**Data shown**
────────────────
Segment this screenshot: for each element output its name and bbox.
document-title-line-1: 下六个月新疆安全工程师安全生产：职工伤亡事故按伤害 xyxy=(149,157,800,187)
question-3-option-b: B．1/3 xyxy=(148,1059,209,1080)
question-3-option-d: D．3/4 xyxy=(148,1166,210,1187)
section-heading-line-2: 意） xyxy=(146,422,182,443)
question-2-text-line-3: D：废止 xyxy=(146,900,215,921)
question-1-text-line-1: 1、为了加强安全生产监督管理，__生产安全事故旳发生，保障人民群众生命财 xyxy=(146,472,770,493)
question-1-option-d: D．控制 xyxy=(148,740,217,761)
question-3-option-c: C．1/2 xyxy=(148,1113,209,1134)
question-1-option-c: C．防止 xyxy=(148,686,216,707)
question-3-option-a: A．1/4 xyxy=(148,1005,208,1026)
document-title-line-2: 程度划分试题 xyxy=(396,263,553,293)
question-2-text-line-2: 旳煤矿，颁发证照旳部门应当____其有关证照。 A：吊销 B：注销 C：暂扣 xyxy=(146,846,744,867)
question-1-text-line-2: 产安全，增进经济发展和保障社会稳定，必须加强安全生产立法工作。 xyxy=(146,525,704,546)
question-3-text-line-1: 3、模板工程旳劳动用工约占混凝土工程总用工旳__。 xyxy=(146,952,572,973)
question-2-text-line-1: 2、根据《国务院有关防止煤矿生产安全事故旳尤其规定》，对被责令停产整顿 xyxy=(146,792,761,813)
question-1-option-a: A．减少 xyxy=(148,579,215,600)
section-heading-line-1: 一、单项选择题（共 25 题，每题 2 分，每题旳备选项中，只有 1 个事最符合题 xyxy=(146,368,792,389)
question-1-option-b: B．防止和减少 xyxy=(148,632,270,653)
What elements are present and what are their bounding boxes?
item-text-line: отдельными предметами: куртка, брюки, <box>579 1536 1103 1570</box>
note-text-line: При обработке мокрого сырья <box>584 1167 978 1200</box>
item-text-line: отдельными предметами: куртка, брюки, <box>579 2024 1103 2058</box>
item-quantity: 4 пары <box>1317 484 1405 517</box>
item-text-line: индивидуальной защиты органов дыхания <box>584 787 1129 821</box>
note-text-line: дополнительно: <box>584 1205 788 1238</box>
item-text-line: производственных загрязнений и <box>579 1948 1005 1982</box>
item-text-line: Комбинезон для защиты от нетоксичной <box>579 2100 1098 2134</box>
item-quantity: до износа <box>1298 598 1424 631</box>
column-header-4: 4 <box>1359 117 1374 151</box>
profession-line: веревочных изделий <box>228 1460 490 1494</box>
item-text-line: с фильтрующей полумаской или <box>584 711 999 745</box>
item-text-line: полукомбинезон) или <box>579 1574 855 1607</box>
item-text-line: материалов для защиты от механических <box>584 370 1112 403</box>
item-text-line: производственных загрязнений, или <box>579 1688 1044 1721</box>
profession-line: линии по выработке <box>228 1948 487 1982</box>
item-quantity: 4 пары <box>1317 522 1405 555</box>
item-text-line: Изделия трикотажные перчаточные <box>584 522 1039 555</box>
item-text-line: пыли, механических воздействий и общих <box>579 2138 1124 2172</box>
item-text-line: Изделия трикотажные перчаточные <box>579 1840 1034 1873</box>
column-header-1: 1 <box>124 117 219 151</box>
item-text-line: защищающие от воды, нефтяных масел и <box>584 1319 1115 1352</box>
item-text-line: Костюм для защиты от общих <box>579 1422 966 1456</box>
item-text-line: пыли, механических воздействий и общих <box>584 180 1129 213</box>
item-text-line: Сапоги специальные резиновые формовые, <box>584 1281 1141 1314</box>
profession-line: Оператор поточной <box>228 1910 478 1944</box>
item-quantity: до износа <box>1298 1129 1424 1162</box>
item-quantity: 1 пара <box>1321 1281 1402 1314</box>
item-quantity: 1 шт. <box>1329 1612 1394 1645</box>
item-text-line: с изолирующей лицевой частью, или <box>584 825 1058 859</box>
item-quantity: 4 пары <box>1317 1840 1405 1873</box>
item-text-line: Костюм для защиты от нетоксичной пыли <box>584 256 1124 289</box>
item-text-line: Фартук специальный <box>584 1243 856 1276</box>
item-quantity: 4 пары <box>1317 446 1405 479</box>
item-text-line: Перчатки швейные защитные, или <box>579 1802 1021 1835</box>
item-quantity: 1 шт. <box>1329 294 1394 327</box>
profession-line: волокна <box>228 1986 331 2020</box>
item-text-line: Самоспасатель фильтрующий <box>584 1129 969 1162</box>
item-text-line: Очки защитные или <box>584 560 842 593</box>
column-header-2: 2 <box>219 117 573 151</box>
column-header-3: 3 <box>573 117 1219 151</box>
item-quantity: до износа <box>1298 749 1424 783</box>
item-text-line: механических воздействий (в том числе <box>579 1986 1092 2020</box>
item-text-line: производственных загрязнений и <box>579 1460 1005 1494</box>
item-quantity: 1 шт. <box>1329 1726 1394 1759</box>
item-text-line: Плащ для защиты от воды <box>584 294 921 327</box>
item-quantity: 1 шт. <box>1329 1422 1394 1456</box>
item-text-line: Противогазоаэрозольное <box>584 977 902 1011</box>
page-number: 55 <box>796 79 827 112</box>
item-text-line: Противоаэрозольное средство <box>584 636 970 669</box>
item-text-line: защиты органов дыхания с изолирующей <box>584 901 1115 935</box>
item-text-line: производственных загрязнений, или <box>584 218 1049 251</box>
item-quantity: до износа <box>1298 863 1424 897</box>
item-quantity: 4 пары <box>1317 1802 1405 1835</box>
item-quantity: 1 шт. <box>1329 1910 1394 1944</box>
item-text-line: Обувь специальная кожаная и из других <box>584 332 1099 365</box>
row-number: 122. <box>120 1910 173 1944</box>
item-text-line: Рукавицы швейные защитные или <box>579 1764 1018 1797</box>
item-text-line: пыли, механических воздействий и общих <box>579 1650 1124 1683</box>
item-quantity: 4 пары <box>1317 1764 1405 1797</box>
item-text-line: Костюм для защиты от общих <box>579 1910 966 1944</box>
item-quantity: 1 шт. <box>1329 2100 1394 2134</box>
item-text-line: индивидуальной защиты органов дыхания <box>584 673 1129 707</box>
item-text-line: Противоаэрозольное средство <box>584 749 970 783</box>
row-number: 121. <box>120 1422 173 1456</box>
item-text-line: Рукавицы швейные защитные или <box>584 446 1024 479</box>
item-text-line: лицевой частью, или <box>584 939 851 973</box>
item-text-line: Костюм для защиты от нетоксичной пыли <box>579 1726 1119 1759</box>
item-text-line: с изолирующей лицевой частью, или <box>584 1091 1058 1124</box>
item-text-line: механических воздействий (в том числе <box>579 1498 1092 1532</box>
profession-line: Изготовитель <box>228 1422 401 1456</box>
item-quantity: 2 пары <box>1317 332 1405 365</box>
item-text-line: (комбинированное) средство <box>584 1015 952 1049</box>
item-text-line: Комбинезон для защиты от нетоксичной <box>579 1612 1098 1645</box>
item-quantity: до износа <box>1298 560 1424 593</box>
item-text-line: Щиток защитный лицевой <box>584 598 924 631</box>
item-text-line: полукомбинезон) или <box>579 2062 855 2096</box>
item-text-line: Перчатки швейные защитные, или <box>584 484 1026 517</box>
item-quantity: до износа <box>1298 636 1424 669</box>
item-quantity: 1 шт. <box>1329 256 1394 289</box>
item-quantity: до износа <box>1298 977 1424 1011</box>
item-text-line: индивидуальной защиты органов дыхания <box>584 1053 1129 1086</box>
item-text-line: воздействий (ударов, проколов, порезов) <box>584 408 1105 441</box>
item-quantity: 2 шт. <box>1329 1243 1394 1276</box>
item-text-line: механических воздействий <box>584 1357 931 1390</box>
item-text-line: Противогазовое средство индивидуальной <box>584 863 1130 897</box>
────────────────
**Problem to solve**
Switch "item-quantity" to "item-amount" wherever it appears in the items above, and write out every line again with nothing else changed.

**Solution for this task**
Segment this screenshot: for each element output its name and bbox.
document-title-line-1: 下六个月新疆安全工程师安全生产：职工伤亡事故按伤害 xyxy=(149,157,800,187)
question-3-option-b: B．1/3 xyxy=(148,1059,209,1080)
question-3-option-d: D．3/4 xyxy=(148,1166,210,1187)
section-heading-line-2: 意） xyxy=(146,422,182,443)
question-2-text-line-3: D：废止 xyxy=(146,900,215,921)
question-1-text-line-1: 1、为了加强安全生产监督管理，__生产安全事故旳发生，保障人民群众生命财 xyxy=(146,472,770,493)
question-1-option-d: D．控制 xyxy=(148,740,217,761)
question-3-option-c: C．1/2 xyxy=(148,1113,209,1134)
question-1-option-c: C．防止 xyxy=(148,686,216,707)
question-3-option-a: A．1/4 xyxy=(148,1005,208,1026)
document-title-line-2: 程度划分试题 xyxy=(396,263,553,293)
question-2-text-line-2: 旳煤矿，颁发证照旳部门应当____其有关证照。 A：吊销 B：注销 C：暂扣 xyxy=(146,846,744,867)
question-1-text-line-2: 产安全，增进经济发展和保障社会稳定，必须加强安全生产立法工作。 xyxy=(146,525,704,546)
question-3-text-line-1: 3、模板工程旳劳动用工约占混凝土工程总用工旳__。 xyxy=(146,952,572,973)
question-2-text-line-1: 2、根据《国务院有关防止煤矿生产安全事故旳尤其规定》，对被责令停产整顿 xyxy=(146,792,761,813)
question-1-option-a: A．减少 xyxy=(148,579,215,600)
section-heading-line-1: 一、单项选择题（共 25 题，每题 2 分，每题旳备选项中，只有 1 个事最符合题 xyxy=(146,368,792,389)
question-1-option-b: B．防止和减少 xyxy=(148,632,270,653)
What elements are present and what are their bounding boxes?
item-text-line: отдельными предметами: куртка, брюки, <box>579 1536 1103 1570</box>
note-text-line: При обработке мокрого сырья <box>584 1167 978 1200</box>
item-text-line: отдельными предметами: куртка, брюки, <box>579 2024 1103 2058</box>
item-amount: 4 пары <box>1317 484 1405 517</box>
item-text-line: индивидуальной защиты органов дыхания <box>584 787 1129 821</box>
note-text-line: дополнительно: <box>584 1205 788 1238</box>
item-text-line: производственных загрязнений и <box>579 1948 1005 1982</box>
item-text-line: Комбинезон для защиты от нетоксичной <box>579 2100 1098 2134</box>
item-amount: до износа <box>1298 598 1424 631</box>
column-header-4: 4 <box>1359 117 1374 151</box>
profession-line: веревочных изделий <box>228 1460 490 1494</box>
item-text-line: с фильтрующей полумаской или <box>584 711 999 745</box>
item-text-line: полукомбинезон) или <box>579 1574 855 1607</box>
item-text-line: материалов для защиты от механических <box>584 370 1112 403</box>
item-text-line: производственных загрязнений, или <box>579 1688 1044 1721</box>
profession-line: линии по выработке <box>228 1948 487 1982</box>
item-amount: 4 пары <box>1317 522 1405 555</box>
item-text-line: Изделия трикотажные перчаточные <box>584 522 1039 555</box>
item-text-line: пыли, механических воздействий и общих <box>579 2138 1124 2172</box>
item-text-line: Изделия трикотажные перчаточные <box>579 1840 1034 1873</box>
column-header-1: 1 <box>124 117 219 151</box>
item-text-line: защищающие от воды, нефтяных масел и <box>584 1319 1115 1352</box>
item-text-line: Костюм для защиты от общих <box>579 1422 966 1456</box>
item-text-line: пыли, механических воздействий и общих <box>584 180 1129 213</box>
item-text-line: Сапоги специальные резиновые формовые, <box>584 1281 1141 1314</box>
profession-line: Оператор поточной <box>228 1910 478 1944</box>
item-amount: до износа <box>1298 1129 1424 1162</box>
item-amount: 1 пара <box>1321 1281 1402 1314</box>
item-amount: 1 шт. <box>1329 1612 1394 1645</box>
item-text-line: с изолирующей лицевой частью, или <box>584 825 1058 859</box>
item-amount: 4 пары <box>1317 1840 1405 1873</box>
item-text-line: Костюм для защиты от нетоксичной пыли <box>584 256 1124 289</box>
item-text-line: Фартук специальный <box>584 1243 856 1276</box>
item-amount: 4 пары <box>1317 446 1405 479</box>
item-text-line: Перчатки швейные защитные, или <box>579 1802 1021 1835</box>
item-amount: 1 шт. <box>1329 294 1394 327</box>
profession-line: волокна <box>228 1986 331 2020</box>
item-text-line: Самоспасатель фильтрующий <box>584 1129 969 1162</box>
item-text-line: Очки защитные или <box>584 560 842 593</box>
column-header-2: 2 <box>219 117 573 151</box>
column-header-3: 3 <box>573 117 1219 151</box>
item-amount: до износа <box>1298 749 1424 783</box>
item-text-line: механических воздействий (в том числе <box>579 1986 1092 2020</box>
item-text-line: производственных загрязнений и <box>579 1460 1005 1494</box>
item-amount: 1 шт. <box>1329 1726 1394 1759</box>
item-text-line: Плащ для защиты от воды <box>584 294 921 327</box>
item-amount: 1 шт. <box>1329 1422 1394 1456</box>
item-text-line: Противогазоаэрозольное <box>584 977 902 1011</box>
page-number: 55 <box>796 79 827 112</box>
item-text-line: Противоаэрозольное средство <box>584 636 970 669</box>
item-text-line: защиты органов дыхания с изолирующей <box>584 901 1115 935</box>
item-text-line: производственных загрязнений, или <box>584 218 1049 251</box>
item-amount: до износа <box>1298 863 1424 897</box>
item-amount: 4 пары <box>1317 1802 1405 1835</box>
item-amount: 1 шт. <box>1329 1910 1394 1944</box>
item-text-line: Обувь специальная кожаная и из других <box>584 332 1099 365</box>
row-number: 122. <box>120 1910 173 1944</box>
item-text-line: Рукавицы швейные защитные или <box>579 1764 1018 1797</box>
item-text-line: пыли, механических воздействий и общих <box>579 1650 1124 1683</box>
item-amount: 4 пары <box>1317 1764 1405 1797</box>
item-text-line: Костюм для защиты от общих <box>579 1910 966 1944</box>
item-amount: 1 шт. <box>1329 2100 1394 2134</box>
item-text-line: индивидуальной защиты органов дыхания <box>584 673 1129 707</box>
item-text-line: Противоаэрозольное средство <box>584 749 970 783</box>
row-number: 121. <box>120 1422 173 1456</box>
item-text-line: Рукавицы швейные защитные или <box>584 446 1024 479</box>
item-text-line: лицевой частью, или <box>584 939 851 973</box>
item-text-line: Костюм для защиты от нетоксичной пыли <box>579 1726 1119 1759</box>
item-text-line: с изолирующей лицевой частью, или <box>584 1091 1058 1124</box>
item-text-line: механических воздействий (в том числе <box>579 1498 1092 1532</box>
profession-line: Изготовитель <box>228 1422 401 1456</box>
item-amount: 2 пары <box>1317 332 1405 365</box>
item-text-line: (комбинированное) средство <box>584 1015 952 1049</box>
item-text-line: Комбинезон для защиты от нетоксичной <box>579 1612 1098 1645</box>
item-amount: до износа <box>1298 560 1424 593</box>
item-text-line: Щиток защитный лицевой <box>584 598 924 631</box>
item-text-line: полукомбинезон) или <box>579 2062 855 2096</box>
item-text-line: Перчатки швейные защитные, или <box>584 484 1026 517</box>
item-amount: до износа <box>1298 636 1424 669</box>
item-amount: 1 шт. <box>1329 256 1394 289</box>
item-amount: до износа <box>1298 977 1424 1011</box>
item-text-line: индивидуальной защиты органов дыхания <box>584 1053 1129 1086</box>
item-text-line: воздействий (ударов, проколов, порезов) <box>584 408 1105 441</box>
item-amount: 2 шт. <box>1329 1243 1394 1276</box>
item-text-line: механических воздействий <box>584 1357 931 1390</box>
item-text-line: Противогазовое средство индивидуальной <box>584 863 1130 897</box>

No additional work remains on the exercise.